§ Data items:
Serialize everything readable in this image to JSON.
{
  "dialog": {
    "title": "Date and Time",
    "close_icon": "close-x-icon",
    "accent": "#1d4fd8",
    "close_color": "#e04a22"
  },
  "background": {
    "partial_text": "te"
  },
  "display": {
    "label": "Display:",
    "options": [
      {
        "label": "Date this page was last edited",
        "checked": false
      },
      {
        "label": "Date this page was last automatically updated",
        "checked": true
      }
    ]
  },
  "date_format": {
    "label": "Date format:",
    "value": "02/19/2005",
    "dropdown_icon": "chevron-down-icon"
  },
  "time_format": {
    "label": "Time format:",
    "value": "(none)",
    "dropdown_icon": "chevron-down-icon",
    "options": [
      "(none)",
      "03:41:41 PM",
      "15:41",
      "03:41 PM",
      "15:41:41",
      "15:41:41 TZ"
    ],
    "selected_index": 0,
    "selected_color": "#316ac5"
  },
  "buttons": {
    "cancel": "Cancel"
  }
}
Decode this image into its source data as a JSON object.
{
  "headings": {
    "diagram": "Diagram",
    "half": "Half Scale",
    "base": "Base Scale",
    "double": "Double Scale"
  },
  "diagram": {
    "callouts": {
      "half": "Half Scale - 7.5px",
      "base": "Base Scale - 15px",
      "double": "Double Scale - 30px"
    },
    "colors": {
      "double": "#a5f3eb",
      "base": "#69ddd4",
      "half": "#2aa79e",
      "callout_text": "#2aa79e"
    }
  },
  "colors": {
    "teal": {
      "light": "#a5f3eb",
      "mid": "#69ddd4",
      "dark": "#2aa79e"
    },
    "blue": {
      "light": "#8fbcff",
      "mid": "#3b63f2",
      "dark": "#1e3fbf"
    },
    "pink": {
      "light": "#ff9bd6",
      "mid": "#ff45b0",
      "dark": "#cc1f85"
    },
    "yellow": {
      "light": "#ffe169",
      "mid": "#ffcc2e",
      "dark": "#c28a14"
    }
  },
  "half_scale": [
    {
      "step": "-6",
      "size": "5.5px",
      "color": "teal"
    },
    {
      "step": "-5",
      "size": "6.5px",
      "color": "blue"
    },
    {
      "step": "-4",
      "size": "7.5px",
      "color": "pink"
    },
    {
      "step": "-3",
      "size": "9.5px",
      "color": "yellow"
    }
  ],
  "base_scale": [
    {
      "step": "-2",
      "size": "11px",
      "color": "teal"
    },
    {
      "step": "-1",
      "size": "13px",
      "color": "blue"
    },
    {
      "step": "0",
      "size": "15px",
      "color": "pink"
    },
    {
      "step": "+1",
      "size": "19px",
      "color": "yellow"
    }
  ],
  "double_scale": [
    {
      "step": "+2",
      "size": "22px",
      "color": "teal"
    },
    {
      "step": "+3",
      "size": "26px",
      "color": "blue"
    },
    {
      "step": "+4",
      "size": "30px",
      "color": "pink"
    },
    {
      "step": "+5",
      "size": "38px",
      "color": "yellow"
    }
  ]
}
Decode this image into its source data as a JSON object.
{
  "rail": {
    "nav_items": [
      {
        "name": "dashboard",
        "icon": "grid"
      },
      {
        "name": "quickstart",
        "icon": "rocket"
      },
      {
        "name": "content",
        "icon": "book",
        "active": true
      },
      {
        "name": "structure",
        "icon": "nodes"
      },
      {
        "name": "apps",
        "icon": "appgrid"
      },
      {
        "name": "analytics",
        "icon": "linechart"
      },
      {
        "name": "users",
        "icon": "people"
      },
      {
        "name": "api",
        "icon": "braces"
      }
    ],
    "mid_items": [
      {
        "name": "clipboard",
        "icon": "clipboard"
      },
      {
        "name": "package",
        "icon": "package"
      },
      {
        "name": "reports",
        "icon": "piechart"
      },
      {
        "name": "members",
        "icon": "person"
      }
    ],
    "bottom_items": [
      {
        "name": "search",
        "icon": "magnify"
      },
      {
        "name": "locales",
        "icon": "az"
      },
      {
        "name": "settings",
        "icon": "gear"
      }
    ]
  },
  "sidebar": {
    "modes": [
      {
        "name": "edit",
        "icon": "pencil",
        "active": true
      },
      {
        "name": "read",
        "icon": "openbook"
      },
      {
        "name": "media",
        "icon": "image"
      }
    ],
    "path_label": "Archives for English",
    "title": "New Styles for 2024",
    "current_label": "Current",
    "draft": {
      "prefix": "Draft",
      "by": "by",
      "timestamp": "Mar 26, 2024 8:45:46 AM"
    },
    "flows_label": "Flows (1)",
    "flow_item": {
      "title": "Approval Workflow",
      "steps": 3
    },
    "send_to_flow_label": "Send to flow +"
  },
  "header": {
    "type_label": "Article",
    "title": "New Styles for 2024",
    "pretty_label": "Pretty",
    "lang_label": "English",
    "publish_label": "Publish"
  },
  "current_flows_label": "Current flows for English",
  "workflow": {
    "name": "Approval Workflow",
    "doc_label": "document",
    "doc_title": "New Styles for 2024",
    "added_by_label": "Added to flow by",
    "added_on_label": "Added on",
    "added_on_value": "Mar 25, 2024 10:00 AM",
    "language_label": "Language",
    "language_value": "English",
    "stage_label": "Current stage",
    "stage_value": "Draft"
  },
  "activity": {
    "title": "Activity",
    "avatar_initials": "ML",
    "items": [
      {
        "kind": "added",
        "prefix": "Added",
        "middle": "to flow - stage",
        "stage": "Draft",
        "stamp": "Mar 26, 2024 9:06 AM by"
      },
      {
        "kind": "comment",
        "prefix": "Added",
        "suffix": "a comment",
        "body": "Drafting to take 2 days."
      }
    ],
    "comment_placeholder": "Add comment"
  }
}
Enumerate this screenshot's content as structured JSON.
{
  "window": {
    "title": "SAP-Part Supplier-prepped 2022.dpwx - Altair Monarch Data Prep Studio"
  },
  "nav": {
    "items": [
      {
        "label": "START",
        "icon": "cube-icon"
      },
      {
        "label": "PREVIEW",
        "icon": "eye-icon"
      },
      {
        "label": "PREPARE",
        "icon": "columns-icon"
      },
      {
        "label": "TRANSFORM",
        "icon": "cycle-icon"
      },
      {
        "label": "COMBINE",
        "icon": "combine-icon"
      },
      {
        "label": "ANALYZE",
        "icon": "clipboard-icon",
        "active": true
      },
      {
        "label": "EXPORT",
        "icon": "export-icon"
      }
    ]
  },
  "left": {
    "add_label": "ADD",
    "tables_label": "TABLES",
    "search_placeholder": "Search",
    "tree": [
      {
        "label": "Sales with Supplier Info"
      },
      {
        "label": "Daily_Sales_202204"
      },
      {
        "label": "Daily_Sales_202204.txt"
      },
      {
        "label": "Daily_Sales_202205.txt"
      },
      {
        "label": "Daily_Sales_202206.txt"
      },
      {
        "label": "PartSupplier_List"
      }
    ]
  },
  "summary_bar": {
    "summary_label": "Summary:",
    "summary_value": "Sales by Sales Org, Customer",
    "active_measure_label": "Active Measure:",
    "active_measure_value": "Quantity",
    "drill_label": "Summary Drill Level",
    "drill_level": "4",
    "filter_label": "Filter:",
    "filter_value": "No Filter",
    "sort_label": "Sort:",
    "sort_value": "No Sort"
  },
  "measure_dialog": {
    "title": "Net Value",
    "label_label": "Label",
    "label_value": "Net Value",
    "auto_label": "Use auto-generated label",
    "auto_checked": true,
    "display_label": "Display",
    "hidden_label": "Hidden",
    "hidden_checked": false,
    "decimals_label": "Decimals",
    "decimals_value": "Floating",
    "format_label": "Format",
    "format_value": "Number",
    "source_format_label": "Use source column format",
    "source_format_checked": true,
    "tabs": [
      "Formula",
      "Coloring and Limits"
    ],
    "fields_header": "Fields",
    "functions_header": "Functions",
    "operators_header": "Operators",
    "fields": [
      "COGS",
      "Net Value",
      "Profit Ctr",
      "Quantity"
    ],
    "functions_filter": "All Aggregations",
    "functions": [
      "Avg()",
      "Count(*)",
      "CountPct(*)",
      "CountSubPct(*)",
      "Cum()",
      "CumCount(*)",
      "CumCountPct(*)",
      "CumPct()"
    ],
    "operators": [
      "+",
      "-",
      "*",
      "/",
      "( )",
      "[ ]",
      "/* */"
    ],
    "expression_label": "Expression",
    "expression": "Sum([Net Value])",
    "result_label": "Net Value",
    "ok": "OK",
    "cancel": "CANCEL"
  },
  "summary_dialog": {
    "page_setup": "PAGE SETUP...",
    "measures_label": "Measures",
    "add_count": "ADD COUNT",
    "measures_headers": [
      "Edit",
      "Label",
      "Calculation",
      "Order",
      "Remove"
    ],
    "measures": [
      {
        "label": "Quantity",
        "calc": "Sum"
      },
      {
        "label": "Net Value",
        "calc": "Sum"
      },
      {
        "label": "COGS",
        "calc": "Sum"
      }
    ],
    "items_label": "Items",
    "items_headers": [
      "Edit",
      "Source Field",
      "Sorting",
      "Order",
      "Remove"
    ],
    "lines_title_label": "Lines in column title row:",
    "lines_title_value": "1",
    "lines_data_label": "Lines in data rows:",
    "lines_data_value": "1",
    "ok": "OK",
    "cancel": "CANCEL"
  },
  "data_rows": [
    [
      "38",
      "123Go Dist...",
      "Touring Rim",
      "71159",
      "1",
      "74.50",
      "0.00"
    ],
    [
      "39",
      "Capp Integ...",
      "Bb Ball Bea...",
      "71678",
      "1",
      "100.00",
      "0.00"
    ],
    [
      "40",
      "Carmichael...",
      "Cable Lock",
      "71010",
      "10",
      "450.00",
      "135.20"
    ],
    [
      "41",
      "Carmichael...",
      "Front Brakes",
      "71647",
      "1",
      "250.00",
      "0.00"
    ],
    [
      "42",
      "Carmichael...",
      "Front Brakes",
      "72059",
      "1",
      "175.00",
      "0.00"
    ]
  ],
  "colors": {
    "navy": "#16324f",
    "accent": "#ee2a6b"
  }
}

§ EXERCISE DIRECTIONS: Return each line with "JSON".

§ RESPONSE TO THE EXERCISE:
Serialize everything readable in this image to JSON.
Decode this image into its source data as a JSON object.
Decode this image into its source data as a JSON object.
Enumerate this screenshot's content as structured JSON.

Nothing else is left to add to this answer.